(Collected data entries)
((

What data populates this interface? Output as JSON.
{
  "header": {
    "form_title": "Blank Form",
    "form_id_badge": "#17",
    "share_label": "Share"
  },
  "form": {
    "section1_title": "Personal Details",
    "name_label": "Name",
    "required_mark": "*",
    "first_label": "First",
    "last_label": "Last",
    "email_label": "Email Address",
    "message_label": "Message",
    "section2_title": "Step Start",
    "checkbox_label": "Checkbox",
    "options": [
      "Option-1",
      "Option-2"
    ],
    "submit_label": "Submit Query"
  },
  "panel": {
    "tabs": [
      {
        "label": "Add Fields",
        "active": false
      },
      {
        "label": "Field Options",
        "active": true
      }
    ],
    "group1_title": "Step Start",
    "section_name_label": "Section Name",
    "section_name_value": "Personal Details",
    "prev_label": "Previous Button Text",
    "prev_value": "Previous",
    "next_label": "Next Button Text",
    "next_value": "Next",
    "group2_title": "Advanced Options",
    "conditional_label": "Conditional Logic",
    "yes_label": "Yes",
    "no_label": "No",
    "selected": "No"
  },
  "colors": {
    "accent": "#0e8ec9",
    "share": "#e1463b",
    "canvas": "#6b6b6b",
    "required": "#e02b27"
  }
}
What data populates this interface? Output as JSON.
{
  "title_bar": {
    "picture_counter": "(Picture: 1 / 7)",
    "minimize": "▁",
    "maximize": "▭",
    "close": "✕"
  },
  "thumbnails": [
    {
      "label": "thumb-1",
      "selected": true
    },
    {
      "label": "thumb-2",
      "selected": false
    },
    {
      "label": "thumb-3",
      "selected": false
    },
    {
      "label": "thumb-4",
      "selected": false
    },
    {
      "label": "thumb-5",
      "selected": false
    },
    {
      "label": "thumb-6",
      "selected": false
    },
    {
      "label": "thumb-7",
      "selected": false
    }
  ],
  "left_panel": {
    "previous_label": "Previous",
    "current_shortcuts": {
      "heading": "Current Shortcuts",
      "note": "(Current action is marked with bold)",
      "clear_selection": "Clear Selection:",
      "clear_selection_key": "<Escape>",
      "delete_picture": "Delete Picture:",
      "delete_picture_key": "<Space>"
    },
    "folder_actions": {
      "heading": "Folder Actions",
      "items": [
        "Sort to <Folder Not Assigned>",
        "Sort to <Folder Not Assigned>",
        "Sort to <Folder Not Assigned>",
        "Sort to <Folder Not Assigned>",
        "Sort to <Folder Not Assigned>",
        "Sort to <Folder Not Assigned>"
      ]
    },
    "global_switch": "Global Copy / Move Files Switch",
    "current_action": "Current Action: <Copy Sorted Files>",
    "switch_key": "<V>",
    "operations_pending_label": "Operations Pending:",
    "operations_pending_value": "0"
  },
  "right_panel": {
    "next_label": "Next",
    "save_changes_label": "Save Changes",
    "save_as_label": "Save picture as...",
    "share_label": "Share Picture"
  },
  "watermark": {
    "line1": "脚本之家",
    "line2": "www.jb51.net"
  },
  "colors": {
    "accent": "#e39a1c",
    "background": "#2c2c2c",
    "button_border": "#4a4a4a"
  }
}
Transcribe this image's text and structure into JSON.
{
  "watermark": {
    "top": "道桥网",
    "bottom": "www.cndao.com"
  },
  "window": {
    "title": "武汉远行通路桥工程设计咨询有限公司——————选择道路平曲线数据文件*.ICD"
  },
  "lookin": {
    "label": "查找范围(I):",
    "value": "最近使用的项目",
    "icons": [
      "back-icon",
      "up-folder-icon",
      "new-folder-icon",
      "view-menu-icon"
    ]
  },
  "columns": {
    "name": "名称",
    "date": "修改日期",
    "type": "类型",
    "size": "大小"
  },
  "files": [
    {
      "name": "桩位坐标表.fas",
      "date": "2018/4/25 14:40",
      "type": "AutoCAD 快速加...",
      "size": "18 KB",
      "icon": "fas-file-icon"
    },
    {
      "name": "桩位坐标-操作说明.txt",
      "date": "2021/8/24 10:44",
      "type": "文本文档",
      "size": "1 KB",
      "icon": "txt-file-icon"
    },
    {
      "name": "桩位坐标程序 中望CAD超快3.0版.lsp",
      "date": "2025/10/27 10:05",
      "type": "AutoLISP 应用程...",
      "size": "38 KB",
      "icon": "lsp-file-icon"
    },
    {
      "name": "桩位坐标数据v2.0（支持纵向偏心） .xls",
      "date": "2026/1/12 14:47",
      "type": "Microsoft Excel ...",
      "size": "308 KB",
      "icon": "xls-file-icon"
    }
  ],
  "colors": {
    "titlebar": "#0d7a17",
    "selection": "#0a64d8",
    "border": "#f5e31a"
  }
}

))

* **OBJECTIVE**: Write down every line of the data exactly as it appears above.

* **WRITTEN RESPONSE**:
What data populates this interface? Output as JSON.
{
  "header": {
    "form_title": "Blank Form",
    "form_id_badge": "#17",
    "share_label": "Share"
  },
  "form": {
    "section1_title": "Personal Details",
    "name_label": "Name",
    "required_mark": "*",
    "first_label": "First",
    "last_label": "Last",
    "email_label": "Email Address",
    "message_label": "Message",
    "section2_title": "Step Start",
    "checkbox_label": "Checkbox",
    "options": [
      "Option-1",
      "Option-2"
    ],
    "submit_label": "Submit Query"
  },
  "panel": {
    "tabs": [
      {
        "label": "Add Fields",
        "active": false
      },
      {
        "label": "Field Options",
        "active": true
      }
    ],
    "group1_title": "Step Start",
    "section_name_label": "Section Name",
    "section_name_value": "Personal Details",
    "prev_label": "Previous Button Text",
    "prev_value": "Previous",
    "next_label": "Next Button Text",
    "next_value": "Next",
    "group2_title": "Advanced Options",
    "conditional_label": "Conditional Logic",
    "yes_label": "Yes",
    "no_label": "No",
    "selected": "No"
  },
  "colors": {
    "accent": "#0e8ec9",
    "share": "#e1463b",
    "canvas": "#6b6b6b",
    "required": "#e02b27"
  }
}
What data populates this interface? Output as JSON.
{
  "title_bar": {
    "picture_counter": "(Picture: 1 / 7)",
    "minimize": "▁",
    "maximize": "▭",
    "close": "✕"
  },
  "thumbnails": [
    {
      "label": "thumb-1",
      "selected": true
    },
    {
      "label": "thumb-2",
      "selected": false
    },
    {
      "label": "thumb-3",
      "selected": false
    },
    {
      "label": "thumb-4",
      "selected": false
    },
    {
      "label": "thumb-5",
      "selected": false
    },
    {
      "label": "thumb-6",
      "selected": false
    },
    {
      "label": "thumb-7",
      "selected": false
    }
  ],
  "left_panel": {
    "previous_label": "Previous",
    "current_shortcuts": {
      "heading": "Current Shortcuts",
      "note": "(Current action is marked with bold)",
      "clear_selection": "Clear Selection:",
      "clear_selection_key": "<Escape>",
      "delete_picture": "Delete Picture:",
      "delete_picture_key": "<Space>"
    },
    "folder_actions": {
      "heading": "Folder Actions",
      "items": [
        "Sort to <Folder Not Assigned>",
        "Sort to <Folder Not Assigned>",
        "Sort to <Folder Not Assigned>",
        "Sort to <Folder Not Assigned>",
        "Sort to <Folder Not Assigned>",
        "Sort to <Folder Not Assigned>"
      ]
    },
    "global_switch": "Global Copy / Move Files Switch",
    "current_action": "Current Action: <Copy Sorted Files>",
    "switch_key": "<V>",
    "operations_pending_label": "Operations Pending:",
    "operations_pending_value": "0"
  },
  "right_panel": {
    "next_label": "Next",
    "save_changes_label": "Save Changes",
    "save_as_label": "Save picture as...",
    "share_label": "Share Picture"
  },
  "watermark": {
    "line1": "脚本之家",
    "line2": "www.jb51.net"
  },
  "colors": {
    "accent": "#e39a1c",
    "background": "#2c2c2c",
    "button_border": "#4a4a4a"
  }
}
Transcribe this image's text and structure into JSON.
{
  "watermark": {
    "top": "道桥网",
    "bottom": "www.cndao.com"
  },
  "window": {
    "title": "武汉远行通路桥工程设计咨询有限公司——————选择道路平曲线数据文件*.ICD"
  },
  "lookin": {
    "label": "查找范围(I):",
    "value": "最近使用的项目",
    "icons": [
      "back-icon",
      "up-folder-icon",
      "new-folder-icon",
      "view-menu-icon"
    ]
  },
  "columns": {
    "name": "名称",
    "date": "修改日期",
    "type": "类型",
    "size": "大小"
  },
  "files": [
    {
      "name": "桩位坐标表.fas",
      "date": "2018/4/25 14:40",
      "type": "AutoCAD 快速加...",
      "size": "18 KB",
      "icon": "fas-file-icon"
    },
    {
      "name": "桩位坐标-操作说明.txt",
      "date": "2021/8/24 10:44",
      "type": "文本文档",
      "size": "1 KB",
      "icon": "txt-file-icon"
    },
    {
      "name": "桩位坐标程序 中望CAD超快3.0版.lsp",
      "date": "2025/10/27 10:05",
      "type": "AutoLISP 应用程...",
      "size": "38 KB",
      "icon": "lsp-file-icon"
    },
    {
      "name": "桩位坐标数据v2.0（支持纵向偏心） .xls",
      "date": "2026/1/12 14:47",
      "type": "Microsoft Excel ...",
      "size": "308 KB",
      "icon": "xls-file-icon"
    }
  ],
  "colors": {
    "titlebar": "#0d7a17",
    "selection": "#0a64d8",
    "border": "#f5e31a"
  }
}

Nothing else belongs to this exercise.